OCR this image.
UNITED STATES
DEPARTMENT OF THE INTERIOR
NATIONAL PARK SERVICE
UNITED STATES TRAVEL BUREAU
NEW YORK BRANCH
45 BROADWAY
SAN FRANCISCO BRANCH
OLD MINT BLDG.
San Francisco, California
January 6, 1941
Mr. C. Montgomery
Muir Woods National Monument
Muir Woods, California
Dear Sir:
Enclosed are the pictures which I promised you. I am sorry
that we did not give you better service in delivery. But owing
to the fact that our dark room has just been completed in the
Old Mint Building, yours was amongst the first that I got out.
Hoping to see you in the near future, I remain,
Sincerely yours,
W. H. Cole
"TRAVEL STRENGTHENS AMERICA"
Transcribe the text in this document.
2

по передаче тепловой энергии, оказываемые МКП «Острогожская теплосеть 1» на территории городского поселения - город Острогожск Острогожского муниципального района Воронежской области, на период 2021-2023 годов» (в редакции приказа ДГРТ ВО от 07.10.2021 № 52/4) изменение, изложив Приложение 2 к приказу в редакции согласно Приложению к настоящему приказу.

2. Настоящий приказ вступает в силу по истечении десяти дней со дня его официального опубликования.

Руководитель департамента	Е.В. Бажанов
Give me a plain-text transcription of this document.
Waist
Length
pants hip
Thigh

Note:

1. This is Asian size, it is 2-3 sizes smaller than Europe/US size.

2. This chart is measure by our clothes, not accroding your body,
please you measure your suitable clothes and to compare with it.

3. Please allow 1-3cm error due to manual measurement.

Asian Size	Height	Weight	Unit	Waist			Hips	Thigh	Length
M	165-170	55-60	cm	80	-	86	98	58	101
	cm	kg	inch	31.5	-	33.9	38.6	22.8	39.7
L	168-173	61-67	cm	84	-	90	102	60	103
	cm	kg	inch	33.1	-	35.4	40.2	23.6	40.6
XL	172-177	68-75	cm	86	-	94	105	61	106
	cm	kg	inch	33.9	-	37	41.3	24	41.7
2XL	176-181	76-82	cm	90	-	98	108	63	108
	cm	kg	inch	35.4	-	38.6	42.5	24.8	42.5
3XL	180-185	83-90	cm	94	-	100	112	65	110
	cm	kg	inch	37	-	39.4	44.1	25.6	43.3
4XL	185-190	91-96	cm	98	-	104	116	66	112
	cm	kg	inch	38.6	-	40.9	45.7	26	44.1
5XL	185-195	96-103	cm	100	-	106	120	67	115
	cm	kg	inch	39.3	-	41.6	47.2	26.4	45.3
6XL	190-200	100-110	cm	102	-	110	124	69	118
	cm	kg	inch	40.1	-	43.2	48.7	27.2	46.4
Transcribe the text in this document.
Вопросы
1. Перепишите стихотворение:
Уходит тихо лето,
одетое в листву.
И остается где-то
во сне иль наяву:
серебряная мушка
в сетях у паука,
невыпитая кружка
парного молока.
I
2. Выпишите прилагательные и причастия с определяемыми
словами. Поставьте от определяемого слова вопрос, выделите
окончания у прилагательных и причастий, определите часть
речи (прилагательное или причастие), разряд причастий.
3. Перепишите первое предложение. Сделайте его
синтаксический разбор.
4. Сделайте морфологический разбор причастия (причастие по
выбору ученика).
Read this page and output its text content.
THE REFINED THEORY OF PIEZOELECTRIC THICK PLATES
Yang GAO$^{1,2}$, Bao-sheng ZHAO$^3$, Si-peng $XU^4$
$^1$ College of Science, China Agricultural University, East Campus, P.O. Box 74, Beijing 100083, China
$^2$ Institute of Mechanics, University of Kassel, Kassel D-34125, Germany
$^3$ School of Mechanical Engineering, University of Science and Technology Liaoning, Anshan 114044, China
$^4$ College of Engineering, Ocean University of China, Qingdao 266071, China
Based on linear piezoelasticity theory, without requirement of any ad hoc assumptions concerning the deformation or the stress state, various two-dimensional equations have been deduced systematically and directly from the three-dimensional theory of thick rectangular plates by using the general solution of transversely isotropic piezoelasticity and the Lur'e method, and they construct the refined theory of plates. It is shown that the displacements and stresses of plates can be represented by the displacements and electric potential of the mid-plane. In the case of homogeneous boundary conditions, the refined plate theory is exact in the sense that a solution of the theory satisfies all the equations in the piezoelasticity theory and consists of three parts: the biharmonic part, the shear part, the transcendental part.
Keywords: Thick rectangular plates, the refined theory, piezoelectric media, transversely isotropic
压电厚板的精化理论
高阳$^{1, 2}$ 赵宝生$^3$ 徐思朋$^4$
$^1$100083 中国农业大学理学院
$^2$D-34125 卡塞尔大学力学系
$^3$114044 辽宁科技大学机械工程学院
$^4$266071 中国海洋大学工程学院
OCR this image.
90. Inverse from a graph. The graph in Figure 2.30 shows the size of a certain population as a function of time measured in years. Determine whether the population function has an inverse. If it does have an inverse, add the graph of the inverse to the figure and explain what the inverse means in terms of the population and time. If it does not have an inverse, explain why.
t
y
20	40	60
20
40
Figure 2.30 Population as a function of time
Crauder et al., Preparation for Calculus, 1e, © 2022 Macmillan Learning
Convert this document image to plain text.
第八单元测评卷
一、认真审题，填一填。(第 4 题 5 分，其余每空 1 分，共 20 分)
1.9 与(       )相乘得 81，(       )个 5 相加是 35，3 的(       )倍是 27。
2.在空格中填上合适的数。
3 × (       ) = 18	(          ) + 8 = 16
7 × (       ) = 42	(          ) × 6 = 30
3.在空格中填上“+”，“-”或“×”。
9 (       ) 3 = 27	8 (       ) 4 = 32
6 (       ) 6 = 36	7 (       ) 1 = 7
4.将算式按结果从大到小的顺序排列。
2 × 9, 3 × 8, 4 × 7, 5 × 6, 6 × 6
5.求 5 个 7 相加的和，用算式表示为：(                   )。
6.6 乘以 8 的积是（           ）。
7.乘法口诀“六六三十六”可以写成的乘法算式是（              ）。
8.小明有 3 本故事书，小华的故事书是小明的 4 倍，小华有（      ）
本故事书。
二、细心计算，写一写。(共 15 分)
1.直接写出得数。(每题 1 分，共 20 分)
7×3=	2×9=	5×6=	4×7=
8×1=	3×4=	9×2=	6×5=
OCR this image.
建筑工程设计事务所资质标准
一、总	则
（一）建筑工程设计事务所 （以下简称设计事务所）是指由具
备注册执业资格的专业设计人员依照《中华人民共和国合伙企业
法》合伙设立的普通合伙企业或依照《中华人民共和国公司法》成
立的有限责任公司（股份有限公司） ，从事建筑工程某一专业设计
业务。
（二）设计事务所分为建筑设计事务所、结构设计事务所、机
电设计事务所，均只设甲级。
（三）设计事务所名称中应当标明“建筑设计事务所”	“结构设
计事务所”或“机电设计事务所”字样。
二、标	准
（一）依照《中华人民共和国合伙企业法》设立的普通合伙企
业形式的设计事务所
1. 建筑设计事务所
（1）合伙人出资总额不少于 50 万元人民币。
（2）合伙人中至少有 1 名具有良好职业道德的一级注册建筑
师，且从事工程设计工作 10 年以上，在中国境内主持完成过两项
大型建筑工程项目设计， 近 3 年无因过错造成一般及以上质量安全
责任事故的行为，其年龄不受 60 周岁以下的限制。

- What you need to do:
Extract all of the data shown above without alteration.

- Complete response:
OCR this image.
UNITED STATES
DEPARTMENT OF THE INTERIOR
NATIONAL PARK SERVICE
UNITED STATES TRAVEL BUREAU
NEW YORK BRANCH
45 BROADWAY
SAN FRANCISCO BRANCH
OLD MINT BLDG.
San Francisco, California
January 6, 1941
Mr. C. Montgomery
Muir Woods National Monument
Muir Woods, California
Dear Sir:
Enclosed are the pictures which I promised you. I am sorry
that we did not give you better service in delivery. But owing
to the fact that our dark room has just been completed in the
Old Mint Building, yours was amongst the first that I got out.
Hoping to see you in the near future, I remain,
Sincerely yours,
W. H. Cole
"TRAVEL STRENGTHENS AMERICA"
Transcribe the text in this document.
2

по передаче тепловой энергии, оказываемые МКП «Острогожская теплосеть 1» на территории городского поселения - город Острогожск Острогожского муниципального района Воронежской области, на период 2021-2023 годов» (в редакции приказа ДГРТ ВО от 07.10.2021 № 52/4) изменение, изложив Приложение 2 к приказу в редакции согласно Приложению к настоящему приказу.

2. Настоящий приказ вступает в силу по истечении десяти дней со дня его официального опубликования.

Руководитель департамента	Е.В. Бажанов
Give me a plain-text transcription of this document.
Waist
Length
pants hip
Thigh

Note:

1. This is Asian size, it is 2-3 sizes smaller than Europe/US size.

2. This chart is measure by our clothes, not accroding your body,
please you measure your suitable clothes and to compare with it.

3. Please allow 1-3cm error due to manual measurement.

Asian Size	Height	Weight	Unit	Waist			Hips	Thigh	Length
M	165-170	55-60	cm	80	-	86	98	58	101
	cm	kg	inch	31.5	-	33.9	38.6	22.8	39.7
L	168-173	61-67	cm	84	-	90	102	60	103
	cm	kg	inch	33.1	-	35.4	40.2	23.6	40.6
XL	172-177	68-75	cm	86	-	94	105	61	106
	cm	kg	inch	33.9	-	37	41.3	24	41.7
2XL	176-181	76-82	cm	90	-	98	108	63	108
	cm	kg	inch	35.4	-	38.6	42.5	24.8	42.5
3XL	180-185	83-90	cm	94	-	100	112	65	110
	cm	kg	inch	37	-	39.4	44.1	25.6	43.3
4XL	185-190	91-96	cm	98	-	104	116	66	112
	cm	kg	inch	38.6	-	40.9	45.7	26	44.1
5XL	185-195	96-103	cm	100	-	106	120	67	115
	cm	kg	inch	39.3	-	41.6	47.2	26.4	45.3
6XL	190-200	100-110	cm	102	-	110	124	69	118
	cm	kg	inch	40.1	-	43.2	48.7	27.2	46.4
Transcribe the text in this document.
Вопросы
1. Перепишите стихотворение:
Уходит тихо лето,
одетое в листву.
И остается где-то
во сне иль наяву:
серебряная мушка
в сетях у паука,
невыпитая кружка
парного молока.
I
2. Выпишите прилагательные и причастия с определяемыми
словами. Поставьте от определяемого слова вопрос, выделите
окончания у прилагательных и причастий, определите часть
речи (прилагательное или причастие), разряд причастий.
3. Перепишите первое предложение. Сделайте его
синтаксический разбор.
4. Сделайте морфологический разбор причастия (причастие по
выбору ученика).
Read this page and output its text content.
THE REFINED THEORY OF PIEZOELECTRIC THICK PLATES
Yang GAO$^{1,2}$, Bao-sheng ZHAO$^3$, Si-peng $XU^4$
$^1$ College of Science, China Agricultural University, East Campus, P.O. Box 74, Beijing 100083, China
$^2$ Institute of Mechanics, University of Kassel, Kassel D-34125, Germany
$^3$ School of Mechanical Engineering, University of Science and Technology Liaoning, Anshan 114044, China
$^4$ College of Engineering, Ocean University of China, Qingdao 266071, China
Based on linear piezoelasticity theory, without requirement of any ad hoc assumptions concerning the deformation or the stress state, various two-dimensional equations have been deduced systematically and directly from the three-dimensional theory of thick rectangular plates by using the general solution of transversely isotropic piezoelasticity and the Lur'e method, and they construct the refined theory of plates. It is shown that the displacements and stresses of plates can be represented by the displacements and electric potential of the mid-plane. In the case of homogeneous boundary conditions, the refined plate theory is exact in the sense that a solution of the theory satisfies all the equations in the piezoelasticity theory and consists of three parts: the biharmonic part, the shear part, the transcendental part.
Keywords: Thick rectangular plates, the refined theory, piezoelectric media, transversely isotropic
压电厚板的精化理论
高阳$^{1, 2}$ 赵宝生$^3$ 徐思朋$^4$
$^1$100083 中国农业大学理学院
$^2$D-34125 卡塞尔大学力学系
$^3$114044 辽宁科技大学机械工程学院
$^4$266071 中国海洋大学工程学院
OCR this image.
90. Inverse from a graph. The graph in Figure 2.30 shows the size of a certain population as a function of time measured in years. Determine whether the population function has an inverse. If it does have an inverse, add the graph of the inverse to the figure and explain what the inverse means in terms of the population and time. If it does not have an inverse, explain why.
t
y
20	40	60
20
40
Figure 2.30 Population as a function of time
Crauder et al., Preparation for Calculus, 1e, © 2022 Macmillan Learning
Convert this document image to plain text.
第八单元测评卷
一、认真审题，填一填。(第 4 题 5 分，其余每空 1 分，共 20 分)
1.9 与(       )相乘得 81，(       )个 5 相加是 35，3 的(       )倍是 27。
2.在空格中填上合适的数。
3 × (       ) = 18	(          ) + 8 = 16
7 × (       ) = 42	(          ) × 6 = 30
3.在空格中填上“+”，“-”或“×”。
9 (       ) 3 = 27	8 (       ) 4 = 32
6 (       ) 6 = 36	7 (       ) 1 = 7
4.将算式按结果从大到小的顺序排列。
2 × 9, 3 × 8, 4 × 7, 5 × 6, 6 × 6
5.求 5 个 7 相加的和，用算式表示为：(                   )。
6.6 乘以 8 的积是（           ）。
7.乘法口诀“六六三十六”可以写成的乘法算式是（              ）。
8.小明有 3 本故事书，小华的故事书是小明的 4 倍，小华有（      ）
本故事书。
二、细心计算，写一写。(共 15 分)
1.直接写出得数。(每题 1 分，共 20 分)
7×3=	2×9=	5×6=	4×7=
8×1=	3×4=	9×2=	6×5=
OCR this image.
建筑工程设计事务所资质标准
一、总	则
（一）建筑工程设计事务所 （以下简称设计事务所）是指由具
备注册执业资格的专业设计人员依照《中华人民共和国合伙企业
法》合伙设立的普通合伙企业或依照《中华人民共和国公司法》成
立的有限责任公司（股份有限公司） ，从事建筑工程某一专业设计
业务。
（二）设计事务所分为建筑设计事务所、结构设计事务所、机
电设计事务所，均只设甲级。
（三）设计事务所名称中应当标明“建筑设计事务所”	“结构设
计事务所”或“机电设计事务所”字样。
二、标	准
（一）依照《中华人民共和国合伙企业法》设立的普通合伙企
业形式的设计事务所
1. 建筑设计事务所
（1）合伙人出资总额不少于 50 万元人民币。
（2）合伙人中至少有 1 名具有良好职业道德的一级注册建筑
师，且从事工程设计工作 10 年以上，在中国境内主持完成过两项
大型建筑工程项目设计， 近 3 年无因过错造成一般及以上质量安全
责任事故的行为，其年龄不受 60 周岁以下的限制。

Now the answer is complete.